## STATED GOAL
Please state how many lines in the records contain the string "online", with no words besides the number.

Start of RAW RECORDS

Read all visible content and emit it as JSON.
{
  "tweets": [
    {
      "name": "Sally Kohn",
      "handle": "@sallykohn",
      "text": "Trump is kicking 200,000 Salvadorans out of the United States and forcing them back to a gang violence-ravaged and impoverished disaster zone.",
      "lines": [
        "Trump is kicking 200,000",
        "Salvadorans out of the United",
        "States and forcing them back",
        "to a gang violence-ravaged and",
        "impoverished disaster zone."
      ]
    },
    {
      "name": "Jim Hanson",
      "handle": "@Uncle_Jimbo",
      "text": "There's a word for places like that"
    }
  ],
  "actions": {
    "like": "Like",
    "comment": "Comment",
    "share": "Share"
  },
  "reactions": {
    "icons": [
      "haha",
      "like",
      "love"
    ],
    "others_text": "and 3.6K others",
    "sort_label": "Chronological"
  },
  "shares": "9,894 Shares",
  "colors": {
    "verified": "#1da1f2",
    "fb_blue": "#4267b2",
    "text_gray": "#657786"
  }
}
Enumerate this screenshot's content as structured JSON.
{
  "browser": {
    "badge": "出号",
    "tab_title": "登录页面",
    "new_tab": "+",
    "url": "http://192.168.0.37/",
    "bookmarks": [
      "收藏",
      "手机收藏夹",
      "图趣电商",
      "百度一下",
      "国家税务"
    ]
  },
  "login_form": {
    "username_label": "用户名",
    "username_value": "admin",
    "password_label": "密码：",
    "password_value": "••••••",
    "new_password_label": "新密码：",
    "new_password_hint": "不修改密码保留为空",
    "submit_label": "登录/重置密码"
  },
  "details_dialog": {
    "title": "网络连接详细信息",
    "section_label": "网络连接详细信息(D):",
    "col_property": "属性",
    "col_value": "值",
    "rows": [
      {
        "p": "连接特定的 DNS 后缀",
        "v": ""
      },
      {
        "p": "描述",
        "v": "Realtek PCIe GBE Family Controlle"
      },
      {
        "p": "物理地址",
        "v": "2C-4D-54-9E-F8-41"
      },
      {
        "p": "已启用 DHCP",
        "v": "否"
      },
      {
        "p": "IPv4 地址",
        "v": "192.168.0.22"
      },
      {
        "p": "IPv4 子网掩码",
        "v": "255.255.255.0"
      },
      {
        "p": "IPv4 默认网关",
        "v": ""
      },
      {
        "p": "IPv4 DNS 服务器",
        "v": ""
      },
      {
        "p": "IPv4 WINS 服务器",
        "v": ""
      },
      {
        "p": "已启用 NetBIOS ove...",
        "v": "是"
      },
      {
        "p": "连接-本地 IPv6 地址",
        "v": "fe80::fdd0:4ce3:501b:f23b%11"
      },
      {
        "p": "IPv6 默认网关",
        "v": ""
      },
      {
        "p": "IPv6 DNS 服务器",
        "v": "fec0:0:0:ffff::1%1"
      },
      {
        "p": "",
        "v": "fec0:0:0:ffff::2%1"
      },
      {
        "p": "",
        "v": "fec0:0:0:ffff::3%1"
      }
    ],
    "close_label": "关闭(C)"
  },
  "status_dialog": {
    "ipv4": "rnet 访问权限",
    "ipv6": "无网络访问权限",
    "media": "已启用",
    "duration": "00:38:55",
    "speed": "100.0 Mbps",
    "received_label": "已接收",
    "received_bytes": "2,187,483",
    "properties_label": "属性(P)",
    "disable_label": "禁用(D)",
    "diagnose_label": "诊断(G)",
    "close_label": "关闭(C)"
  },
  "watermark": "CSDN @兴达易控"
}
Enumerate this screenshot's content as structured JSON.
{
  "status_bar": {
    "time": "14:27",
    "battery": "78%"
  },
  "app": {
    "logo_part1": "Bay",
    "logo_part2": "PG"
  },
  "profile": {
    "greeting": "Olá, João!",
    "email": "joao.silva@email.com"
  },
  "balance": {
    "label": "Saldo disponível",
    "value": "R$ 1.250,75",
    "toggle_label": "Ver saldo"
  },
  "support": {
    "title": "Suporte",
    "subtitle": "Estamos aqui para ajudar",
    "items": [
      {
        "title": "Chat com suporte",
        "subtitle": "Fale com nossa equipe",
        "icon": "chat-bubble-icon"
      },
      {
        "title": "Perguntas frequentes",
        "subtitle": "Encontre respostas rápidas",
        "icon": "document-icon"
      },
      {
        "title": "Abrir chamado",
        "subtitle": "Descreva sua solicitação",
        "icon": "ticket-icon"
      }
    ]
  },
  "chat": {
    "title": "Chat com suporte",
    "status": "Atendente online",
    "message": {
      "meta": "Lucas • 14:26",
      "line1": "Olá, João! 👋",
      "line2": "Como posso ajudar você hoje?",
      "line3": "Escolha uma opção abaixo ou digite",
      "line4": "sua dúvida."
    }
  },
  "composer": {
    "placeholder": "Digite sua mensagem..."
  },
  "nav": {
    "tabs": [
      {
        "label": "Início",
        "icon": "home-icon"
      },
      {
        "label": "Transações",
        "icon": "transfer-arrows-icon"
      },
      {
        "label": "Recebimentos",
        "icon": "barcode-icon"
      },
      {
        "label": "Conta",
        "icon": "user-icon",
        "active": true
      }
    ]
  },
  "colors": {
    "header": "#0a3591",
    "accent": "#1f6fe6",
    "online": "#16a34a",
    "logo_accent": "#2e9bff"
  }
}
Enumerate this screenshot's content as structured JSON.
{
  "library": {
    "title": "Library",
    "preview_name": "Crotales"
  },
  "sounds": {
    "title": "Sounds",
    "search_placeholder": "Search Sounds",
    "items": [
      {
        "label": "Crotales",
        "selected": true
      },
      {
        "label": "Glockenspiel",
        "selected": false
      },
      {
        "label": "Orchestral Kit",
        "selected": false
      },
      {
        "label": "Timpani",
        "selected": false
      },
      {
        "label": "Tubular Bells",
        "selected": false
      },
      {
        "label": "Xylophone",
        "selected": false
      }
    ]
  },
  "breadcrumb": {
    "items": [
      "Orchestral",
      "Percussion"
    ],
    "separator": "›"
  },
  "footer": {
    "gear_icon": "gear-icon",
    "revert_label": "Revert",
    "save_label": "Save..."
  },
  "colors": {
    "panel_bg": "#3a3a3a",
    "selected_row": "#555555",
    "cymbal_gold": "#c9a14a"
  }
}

End of RAW RECORDS

## SOLUTION FOR THIS PROBLEM
2